*Exercise aim:* Whenever a line below includes the word "Duration", copy that line.

** Opening Entries supplied block **

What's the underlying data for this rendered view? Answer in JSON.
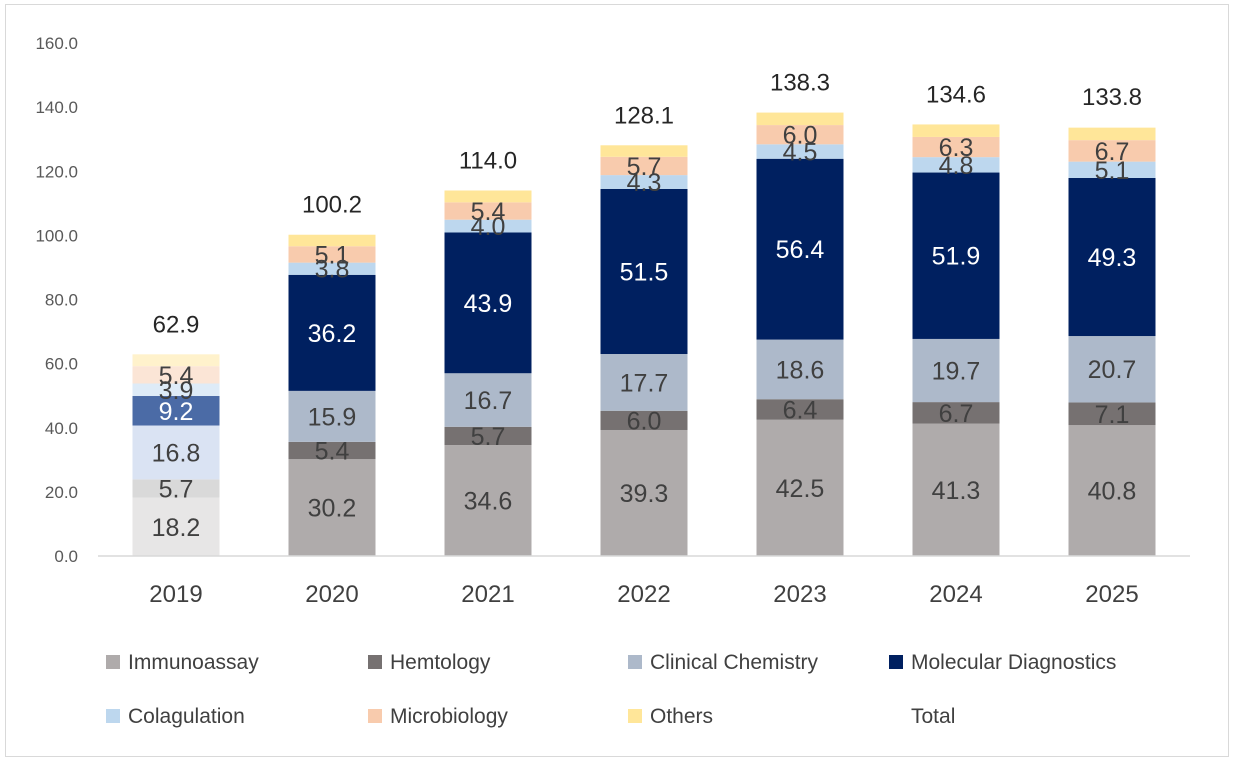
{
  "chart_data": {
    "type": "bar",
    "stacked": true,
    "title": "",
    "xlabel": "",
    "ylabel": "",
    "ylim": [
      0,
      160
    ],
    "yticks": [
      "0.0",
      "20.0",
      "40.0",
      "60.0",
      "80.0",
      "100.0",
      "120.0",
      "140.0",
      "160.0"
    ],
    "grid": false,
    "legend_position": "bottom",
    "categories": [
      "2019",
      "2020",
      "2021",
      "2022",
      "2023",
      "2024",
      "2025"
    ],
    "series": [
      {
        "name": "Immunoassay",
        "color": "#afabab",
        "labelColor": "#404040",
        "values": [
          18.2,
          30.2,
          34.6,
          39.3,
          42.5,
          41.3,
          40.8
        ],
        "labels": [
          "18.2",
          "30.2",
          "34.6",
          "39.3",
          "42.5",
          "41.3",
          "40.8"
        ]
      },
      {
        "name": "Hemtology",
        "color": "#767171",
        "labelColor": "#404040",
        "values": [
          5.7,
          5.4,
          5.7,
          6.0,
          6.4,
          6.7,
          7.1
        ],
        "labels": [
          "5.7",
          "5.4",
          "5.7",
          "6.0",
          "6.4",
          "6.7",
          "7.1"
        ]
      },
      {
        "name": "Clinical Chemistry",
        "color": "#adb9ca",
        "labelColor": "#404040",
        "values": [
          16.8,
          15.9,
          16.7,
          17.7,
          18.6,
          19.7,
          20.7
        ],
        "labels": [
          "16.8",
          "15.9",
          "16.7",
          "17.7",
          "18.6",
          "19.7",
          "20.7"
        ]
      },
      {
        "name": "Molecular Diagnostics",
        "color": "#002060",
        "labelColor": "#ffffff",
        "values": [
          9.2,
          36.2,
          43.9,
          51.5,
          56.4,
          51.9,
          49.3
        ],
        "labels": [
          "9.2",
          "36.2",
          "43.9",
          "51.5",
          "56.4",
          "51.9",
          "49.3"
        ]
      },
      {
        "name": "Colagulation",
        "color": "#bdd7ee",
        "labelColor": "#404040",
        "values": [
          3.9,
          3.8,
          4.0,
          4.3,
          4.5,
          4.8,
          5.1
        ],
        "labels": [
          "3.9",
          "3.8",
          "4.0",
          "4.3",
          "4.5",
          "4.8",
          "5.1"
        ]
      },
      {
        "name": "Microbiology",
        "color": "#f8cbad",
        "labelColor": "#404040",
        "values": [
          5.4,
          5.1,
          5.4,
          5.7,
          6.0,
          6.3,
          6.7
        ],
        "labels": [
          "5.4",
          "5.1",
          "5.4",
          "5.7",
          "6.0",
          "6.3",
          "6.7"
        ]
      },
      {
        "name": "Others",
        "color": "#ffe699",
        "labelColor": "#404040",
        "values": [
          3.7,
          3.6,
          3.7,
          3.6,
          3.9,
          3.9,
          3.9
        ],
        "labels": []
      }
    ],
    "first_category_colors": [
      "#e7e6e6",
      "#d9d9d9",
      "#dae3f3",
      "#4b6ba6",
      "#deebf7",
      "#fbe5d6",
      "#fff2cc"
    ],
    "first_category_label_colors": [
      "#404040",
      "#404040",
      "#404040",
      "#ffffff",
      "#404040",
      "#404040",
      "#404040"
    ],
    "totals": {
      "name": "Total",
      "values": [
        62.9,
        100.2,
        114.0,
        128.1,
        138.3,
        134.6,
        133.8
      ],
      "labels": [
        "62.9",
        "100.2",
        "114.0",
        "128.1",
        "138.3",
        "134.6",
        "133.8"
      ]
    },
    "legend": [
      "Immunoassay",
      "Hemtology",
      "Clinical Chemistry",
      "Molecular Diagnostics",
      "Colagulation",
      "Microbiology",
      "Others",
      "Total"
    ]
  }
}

** Closing Entries supplied block **
** Opening Entries supplied block **

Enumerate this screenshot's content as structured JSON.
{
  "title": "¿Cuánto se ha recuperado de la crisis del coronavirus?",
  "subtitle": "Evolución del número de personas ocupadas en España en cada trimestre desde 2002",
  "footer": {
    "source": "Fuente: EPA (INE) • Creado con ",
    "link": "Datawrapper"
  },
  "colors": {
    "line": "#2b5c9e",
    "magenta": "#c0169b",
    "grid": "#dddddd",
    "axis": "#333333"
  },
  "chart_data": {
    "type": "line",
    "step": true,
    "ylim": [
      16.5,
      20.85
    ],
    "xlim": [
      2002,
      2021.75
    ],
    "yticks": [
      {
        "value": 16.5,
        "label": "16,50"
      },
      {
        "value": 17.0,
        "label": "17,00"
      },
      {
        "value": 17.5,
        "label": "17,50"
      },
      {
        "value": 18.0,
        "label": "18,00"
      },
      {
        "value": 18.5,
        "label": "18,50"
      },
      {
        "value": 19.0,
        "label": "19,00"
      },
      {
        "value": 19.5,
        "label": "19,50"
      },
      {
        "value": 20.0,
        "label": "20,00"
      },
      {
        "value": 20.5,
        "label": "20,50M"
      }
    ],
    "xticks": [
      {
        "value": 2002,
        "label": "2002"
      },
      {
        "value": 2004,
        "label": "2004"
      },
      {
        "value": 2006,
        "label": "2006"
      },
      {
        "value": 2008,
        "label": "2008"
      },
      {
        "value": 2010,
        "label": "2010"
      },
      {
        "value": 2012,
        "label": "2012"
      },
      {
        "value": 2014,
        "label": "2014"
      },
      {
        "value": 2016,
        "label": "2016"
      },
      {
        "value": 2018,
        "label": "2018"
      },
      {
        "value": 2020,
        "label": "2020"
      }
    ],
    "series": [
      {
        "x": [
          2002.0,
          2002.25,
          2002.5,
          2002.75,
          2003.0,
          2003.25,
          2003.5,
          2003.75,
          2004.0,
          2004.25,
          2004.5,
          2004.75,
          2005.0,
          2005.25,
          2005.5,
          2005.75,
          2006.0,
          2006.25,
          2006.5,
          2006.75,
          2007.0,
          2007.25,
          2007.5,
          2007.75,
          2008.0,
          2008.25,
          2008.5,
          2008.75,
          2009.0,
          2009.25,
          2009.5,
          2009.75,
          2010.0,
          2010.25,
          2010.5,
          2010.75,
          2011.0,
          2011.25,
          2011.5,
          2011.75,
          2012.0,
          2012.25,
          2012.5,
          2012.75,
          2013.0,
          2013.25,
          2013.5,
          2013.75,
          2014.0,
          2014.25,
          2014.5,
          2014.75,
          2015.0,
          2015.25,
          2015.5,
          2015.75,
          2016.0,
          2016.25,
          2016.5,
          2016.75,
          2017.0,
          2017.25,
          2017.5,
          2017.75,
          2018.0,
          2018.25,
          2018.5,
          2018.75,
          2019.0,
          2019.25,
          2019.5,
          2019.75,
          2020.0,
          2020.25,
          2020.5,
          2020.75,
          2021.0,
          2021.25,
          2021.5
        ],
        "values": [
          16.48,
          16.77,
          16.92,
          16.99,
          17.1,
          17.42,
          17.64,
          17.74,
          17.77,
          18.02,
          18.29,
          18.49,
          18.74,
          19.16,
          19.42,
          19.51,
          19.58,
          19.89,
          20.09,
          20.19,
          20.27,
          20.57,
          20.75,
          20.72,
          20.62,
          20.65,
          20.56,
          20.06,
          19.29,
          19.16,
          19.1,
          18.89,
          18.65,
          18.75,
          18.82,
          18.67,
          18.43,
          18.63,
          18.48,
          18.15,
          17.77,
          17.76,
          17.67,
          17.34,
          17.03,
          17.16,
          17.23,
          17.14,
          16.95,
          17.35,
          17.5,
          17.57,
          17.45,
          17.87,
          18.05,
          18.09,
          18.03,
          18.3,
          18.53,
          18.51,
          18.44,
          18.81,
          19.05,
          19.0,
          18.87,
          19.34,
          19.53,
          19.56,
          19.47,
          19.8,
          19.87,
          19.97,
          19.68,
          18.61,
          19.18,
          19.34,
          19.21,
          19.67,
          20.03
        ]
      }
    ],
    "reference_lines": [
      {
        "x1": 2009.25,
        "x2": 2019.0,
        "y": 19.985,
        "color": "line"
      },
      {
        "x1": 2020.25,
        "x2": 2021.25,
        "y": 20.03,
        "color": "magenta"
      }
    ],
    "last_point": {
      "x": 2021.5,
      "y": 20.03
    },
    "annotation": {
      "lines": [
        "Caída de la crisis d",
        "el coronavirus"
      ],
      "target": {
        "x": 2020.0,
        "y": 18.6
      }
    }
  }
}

** Closing Entries supplied block **
** Opening Entries supplied block **

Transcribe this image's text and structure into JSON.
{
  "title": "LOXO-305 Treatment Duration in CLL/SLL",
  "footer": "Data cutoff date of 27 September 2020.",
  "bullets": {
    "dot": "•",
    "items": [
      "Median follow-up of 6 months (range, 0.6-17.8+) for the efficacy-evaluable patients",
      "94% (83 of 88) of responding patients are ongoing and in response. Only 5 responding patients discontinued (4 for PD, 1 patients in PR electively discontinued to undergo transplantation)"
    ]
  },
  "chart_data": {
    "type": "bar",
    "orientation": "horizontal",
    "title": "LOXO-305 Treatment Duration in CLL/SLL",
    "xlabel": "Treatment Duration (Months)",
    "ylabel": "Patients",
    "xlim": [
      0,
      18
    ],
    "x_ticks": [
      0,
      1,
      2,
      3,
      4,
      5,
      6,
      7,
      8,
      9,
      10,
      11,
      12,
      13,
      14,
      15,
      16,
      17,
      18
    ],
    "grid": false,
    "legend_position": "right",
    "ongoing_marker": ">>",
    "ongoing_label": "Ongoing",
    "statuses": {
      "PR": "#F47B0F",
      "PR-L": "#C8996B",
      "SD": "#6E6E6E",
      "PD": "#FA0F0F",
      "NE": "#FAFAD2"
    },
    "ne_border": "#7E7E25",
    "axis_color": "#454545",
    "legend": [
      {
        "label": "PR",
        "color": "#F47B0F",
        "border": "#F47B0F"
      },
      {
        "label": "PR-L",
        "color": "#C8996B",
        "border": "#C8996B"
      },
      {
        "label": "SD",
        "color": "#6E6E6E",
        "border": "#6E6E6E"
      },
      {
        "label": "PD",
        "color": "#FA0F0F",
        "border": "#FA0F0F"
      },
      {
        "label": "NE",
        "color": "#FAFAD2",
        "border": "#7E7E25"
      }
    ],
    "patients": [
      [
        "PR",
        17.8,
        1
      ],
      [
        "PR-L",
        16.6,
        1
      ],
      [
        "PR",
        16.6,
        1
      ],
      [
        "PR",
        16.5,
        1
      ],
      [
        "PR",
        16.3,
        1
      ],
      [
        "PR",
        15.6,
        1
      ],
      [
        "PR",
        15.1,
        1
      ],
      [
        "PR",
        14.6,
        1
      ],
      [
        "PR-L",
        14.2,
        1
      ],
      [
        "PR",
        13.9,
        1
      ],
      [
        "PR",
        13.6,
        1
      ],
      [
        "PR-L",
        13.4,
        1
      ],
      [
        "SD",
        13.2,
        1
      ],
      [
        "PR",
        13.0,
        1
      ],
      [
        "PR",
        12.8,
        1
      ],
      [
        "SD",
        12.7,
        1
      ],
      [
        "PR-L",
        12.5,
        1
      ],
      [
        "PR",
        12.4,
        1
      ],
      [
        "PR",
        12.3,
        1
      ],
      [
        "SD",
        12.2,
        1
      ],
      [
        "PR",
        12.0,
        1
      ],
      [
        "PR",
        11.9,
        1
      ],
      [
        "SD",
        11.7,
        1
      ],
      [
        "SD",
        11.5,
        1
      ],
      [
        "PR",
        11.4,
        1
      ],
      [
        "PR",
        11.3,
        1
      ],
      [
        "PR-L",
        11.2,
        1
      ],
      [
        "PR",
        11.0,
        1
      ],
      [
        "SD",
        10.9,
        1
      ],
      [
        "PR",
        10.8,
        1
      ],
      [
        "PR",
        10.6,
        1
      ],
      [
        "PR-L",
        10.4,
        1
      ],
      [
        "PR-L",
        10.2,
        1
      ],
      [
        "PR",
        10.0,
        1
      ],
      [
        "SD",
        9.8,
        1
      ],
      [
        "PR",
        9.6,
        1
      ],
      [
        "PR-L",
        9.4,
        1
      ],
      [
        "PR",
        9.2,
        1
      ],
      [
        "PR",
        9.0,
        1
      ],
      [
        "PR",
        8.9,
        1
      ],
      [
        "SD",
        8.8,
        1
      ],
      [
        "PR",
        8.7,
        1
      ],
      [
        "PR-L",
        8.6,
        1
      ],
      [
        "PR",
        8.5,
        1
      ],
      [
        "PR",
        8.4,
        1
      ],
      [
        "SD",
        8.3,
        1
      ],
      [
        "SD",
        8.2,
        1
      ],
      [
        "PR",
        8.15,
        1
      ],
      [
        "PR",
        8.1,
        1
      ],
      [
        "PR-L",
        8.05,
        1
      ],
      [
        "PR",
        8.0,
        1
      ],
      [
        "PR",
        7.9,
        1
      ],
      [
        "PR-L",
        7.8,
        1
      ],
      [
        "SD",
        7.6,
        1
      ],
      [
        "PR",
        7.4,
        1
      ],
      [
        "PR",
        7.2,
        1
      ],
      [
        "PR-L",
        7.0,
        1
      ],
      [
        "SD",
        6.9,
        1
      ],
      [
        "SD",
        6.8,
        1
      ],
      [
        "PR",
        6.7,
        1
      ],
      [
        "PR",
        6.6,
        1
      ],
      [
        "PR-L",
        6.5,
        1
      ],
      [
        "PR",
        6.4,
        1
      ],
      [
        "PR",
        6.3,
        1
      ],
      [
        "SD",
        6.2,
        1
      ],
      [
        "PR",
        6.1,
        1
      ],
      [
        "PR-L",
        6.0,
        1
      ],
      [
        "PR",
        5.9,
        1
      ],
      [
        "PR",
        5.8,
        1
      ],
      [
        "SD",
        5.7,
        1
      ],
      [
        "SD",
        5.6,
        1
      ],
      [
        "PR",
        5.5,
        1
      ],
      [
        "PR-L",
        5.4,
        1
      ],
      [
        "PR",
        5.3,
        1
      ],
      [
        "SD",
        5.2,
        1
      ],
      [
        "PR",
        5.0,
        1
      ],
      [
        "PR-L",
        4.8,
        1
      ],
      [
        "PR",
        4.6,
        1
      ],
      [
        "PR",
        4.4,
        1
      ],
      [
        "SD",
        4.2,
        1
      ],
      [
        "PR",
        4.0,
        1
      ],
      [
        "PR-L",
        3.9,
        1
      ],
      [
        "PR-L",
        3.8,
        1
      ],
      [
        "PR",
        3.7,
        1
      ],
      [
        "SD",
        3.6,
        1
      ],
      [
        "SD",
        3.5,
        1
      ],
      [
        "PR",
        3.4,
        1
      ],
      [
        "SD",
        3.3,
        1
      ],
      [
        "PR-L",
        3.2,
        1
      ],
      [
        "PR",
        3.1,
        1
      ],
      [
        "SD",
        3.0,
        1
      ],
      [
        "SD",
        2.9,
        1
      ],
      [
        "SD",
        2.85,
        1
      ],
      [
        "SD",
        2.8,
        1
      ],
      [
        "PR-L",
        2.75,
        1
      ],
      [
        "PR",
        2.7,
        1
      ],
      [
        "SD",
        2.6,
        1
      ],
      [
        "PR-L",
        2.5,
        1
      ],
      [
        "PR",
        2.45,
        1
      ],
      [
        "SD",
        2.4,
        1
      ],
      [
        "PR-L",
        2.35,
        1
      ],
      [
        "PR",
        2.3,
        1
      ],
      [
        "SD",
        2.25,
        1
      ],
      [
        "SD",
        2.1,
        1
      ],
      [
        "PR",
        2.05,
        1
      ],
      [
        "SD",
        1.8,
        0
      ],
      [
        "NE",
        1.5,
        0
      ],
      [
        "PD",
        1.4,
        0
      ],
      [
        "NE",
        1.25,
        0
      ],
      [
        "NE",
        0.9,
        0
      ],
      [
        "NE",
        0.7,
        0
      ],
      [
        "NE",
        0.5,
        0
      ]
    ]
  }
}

** Closing Entries supplied block **

*Expected answer:*
  "title": "LOXO-305 Treatment Duration in CLL/SLL",
    "title": "LOXO-305 Treatment Duration in CLL/SLL",
    "xlabel": "Treatment Duration (Months)",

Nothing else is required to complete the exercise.